- **TEXTO FORNECIDO**
═══

Dilson Alves da Silva Neto, conhecido popularmente como Nego Di, foi sentenciado a 14 anos e seis meses de reclusão em regime fechado pela Justiça gaúcha.
A sentença, tornada pública na terça-feira (23), abrange também condenações por estelionato, lavagem de dinheiro qualificada e uso de documentos falsos.
Gabriela Vicente de Sousa, esposa do ex-participante do Big Brother Brasil, recebeu uma pena de oito anos e quatro meses devido ao crime de lavagem de dinheiro.
Condenação de Nego Di
Além da pena principal, Nego Di foi condenado a um ano e 15 dias em regime semiaberto por facilitar loterias fraudulentas.
As investigações revelaram que o humorista organizou pelo menos 34 sorteios em suas plataformas sociais entre novembro de 2022 e maio de 2024.
Os prêmios anunciados incluíam quantias em dinheiro e bens valiosos, dentre eles um automóvel luxuoso avaliado em R$ 500 mil.
O juiz Ricardo Petry ressaltou que o influenciador atuou com intenção fraudulenta, sem qualquer intenção real de entregar os prêmios prometidos.
Esquema milionário de Nego Di
A operação resultou em um prejuízo superior a R$ 185 mil para mais de 9.683 pessoas que adquiriram bilhetes. O casal teria escondido mais de R$ 2,4 milhões em bens, como imóveis e veículos luxuosos.
Dentre as evidências que pesaram na condenação está a falsificação de um comprovante referente a um pagamento via Pix.
O Ministério Público demonstrou que uma doação anunciada nas redes sociais no valor de R$ 1 milhão, destinada às vítimas das enchentes no Rio Grande do Sul em 2024, era falsa; na realidade, apenas R$ 100 foram efetivamente enviados.
Novo desdobramento legal para Nego Di
Esta não é a primeira vez que Nego Di enfrenta problemas legais. Em junho de 2025, ele já havia sido condenado a 11 anos e oito meses por estelionato relacionado às vendas em sua loja online, que oferecia produtos abaixo do preço usual mas não cumpria com as entregas.
Nessa ocasião, os danos causados aos consumidores superaram R$ 5 milhões.
No ano anterior, o influenciador ficou preso preventivamente por mais de quatro meses, sendo liberado temporariamente pelo Superior Tribunal de Justiça. A nova decisão agrava ainda mais sua situação jurídica.

═══

- **REGISTROS DE DADOS**
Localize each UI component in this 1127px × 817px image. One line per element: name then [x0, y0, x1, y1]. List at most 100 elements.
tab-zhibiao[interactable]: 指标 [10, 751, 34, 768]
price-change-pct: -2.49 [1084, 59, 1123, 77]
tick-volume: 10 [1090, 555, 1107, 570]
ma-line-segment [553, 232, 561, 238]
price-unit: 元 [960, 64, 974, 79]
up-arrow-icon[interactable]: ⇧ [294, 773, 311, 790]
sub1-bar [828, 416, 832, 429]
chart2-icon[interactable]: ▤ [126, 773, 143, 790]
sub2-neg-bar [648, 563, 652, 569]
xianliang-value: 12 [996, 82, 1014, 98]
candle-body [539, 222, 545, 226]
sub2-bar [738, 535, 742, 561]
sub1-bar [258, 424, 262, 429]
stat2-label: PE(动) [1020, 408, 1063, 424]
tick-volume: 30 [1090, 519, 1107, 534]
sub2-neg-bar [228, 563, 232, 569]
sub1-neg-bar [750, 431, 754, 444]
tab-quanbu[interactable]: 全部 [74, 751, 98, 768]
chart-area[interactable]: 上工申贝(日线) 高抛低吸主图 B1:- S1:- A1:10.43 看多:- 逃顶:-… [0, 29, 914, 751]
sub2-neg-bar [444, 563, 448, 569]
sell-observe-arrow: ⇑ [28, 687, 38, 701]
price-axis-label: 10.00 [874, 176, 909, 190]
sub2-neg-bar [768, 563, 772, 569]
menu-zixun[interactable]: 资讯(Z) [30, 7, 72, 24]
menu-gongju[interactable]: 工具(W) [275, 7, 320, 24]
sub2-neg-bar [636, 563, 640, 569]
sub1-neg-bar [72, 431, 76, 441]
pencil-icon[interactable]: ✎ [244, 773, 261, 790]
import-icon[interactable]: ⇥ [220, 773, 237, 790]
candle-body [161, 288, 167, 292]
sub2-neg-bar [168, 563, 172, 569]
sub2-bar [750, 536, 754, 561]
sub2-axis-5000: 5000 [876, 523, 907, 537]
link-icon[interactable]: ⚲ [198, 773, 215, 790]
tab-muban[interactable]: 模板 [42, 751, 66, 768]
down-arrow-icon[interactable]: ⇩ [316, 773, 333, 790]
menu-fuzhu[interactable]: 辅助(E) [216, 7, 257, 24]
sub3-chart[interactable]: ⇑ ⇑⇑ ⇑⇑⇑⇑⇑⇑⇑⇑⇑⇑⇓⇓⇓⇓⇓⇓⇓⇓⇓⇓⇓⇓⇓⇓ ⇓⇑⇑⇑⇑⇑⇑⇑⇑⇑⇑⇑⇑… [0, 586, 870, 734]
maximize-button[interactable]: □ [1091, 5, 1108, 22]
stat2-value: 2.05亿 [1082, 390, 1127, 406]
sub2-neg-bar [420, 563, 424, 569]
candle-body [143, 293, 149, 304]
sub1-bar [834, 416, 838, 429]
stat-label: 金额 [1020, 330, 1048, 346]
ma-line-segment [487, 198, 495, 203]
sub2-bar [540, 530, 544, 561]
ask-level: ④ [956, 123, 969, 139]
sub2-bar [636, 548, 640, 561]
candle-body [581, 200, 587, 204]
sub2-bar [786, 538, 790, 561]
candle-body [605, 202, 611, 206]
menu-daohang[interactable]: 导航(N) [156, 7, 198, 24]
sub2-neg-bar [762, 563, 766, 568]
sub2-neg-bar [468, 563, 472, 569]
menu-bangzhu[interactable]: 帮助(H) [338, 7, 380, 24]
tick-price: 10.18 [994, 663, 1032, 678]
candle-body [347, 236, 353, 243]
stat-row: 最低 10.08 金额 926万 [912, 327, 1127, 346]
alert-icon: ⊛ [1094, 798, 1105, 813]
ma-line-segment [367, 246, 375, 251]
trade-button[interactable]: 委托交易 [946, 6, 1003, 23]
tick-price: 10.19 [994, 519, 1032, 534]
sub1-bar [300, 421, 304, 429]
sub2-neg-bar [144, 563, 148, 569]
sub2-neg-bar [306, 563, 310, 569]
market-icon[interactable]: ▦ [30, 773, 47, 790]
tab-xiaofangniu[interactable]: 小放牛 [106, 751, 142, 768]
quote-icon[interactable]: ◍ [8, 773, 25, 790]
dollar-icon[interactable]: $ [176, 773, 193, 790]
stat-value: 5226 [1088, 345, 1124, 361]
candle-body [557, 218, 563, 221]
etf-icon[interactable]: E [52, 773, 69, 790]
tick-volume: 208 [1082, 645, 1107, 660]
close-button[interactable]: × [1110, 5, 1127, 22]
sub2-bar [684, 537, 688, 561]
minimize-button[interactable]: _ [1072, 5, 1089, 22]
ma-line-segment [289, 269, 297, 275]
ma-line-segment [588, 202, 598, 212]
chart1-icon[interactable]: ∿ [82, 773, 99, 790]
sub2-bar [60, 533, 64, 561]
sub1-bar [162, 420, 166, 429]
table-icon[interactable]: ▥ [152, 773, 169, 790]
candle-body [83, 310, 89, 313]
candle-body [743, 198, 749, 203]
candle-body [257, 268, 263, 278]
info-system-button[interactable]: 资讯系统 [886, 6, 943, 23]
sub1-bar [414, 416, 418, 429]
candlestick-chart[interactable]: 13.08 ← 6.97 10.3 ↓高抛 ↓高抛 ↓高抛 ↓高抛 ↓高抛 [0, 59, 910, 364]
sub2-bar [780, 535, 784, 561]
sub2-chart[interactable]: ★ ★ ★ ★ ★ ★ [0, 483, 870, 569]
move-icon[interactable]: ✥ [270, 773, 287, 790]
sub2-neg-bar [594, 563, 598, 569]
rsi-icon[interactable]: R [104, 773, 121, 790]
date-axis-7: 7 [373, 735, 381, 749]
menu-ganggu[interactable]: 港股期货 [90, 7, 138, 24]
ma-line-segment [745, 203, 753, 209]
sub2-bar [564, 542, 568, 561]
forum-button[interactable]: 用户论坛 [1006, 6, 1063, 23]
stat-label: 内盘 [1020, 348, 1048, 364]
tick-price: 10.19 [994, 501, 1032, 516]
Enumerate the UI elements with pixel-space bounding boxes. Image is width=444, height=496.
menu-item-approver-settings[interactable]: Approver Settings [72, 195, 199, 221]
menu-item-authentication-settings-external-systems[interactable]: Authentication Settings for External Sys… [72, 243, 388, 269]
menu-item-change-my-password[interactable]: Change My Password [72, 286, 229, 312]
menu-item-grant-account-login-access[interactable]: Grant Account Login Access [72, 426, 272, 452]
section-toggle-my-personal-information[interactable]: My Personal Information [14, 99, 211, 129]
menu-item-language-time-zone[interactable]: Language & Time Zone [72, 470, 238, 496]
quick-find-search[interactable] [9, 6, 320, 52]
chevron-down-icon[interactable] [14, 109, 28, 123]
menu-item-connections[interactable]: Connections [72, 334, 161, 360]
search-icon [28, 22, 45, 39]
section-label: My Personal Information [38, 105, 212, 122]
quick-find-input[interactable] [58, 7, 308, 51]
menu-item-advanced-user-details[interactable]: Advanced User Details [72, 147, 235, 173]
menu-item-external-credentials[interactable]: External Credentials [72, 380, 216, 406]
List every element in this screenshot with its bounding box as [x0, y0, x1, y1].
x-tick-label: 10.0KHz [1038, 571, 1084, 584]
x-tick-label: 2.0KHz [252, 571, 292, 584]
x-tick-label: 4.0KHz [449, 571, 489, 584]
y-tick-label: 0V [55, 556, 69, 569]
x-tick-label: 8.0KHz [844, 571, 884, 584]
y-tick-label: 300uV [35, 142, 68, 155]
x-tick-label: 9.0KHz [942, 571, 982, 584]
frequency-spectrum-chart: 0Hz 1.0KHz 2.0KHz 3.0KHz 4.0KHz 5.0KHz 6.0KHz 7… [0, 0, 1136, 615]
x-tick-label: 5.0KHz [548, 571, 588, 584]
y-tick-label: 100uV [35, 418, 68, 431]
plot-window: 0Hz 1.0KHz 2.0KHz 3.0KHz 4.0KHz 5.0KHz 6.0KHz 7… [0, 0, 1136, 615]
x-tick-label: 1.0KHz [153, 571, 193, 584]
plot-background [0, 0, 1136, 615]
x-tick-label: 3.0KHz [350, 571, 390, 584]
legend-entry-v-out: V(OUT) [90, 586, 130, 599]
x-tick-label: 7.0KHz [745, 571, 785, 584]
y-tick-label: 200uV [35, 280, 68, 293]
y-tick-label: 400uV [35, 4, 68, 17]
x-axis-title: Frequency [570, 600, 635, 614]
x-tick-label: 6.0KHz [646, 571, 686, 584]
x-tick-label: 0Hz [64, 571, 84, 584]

═══

- **A FAZER**
Reproduza, sem nenhuma alteração, o trecho da reportagem sobre a condenação de Nego Di entre "Novo desdobramento legal" e "com as entregas.", inclusive. Os registros constituem um material à parte, sem ligação com o texto.

- **RESPOSTA**
Novo desdobramento legal para Nego Di
Esta não é a primeira vez que Nego Di enfrenta problemas legais. Em junho de 2025, ele já havia sido condenado a 11 anos e oito meses por estelionato relacionado às vendas em sua loja online, que oferecia produtos abaixo do preço usual mas não cumpria com as entregas.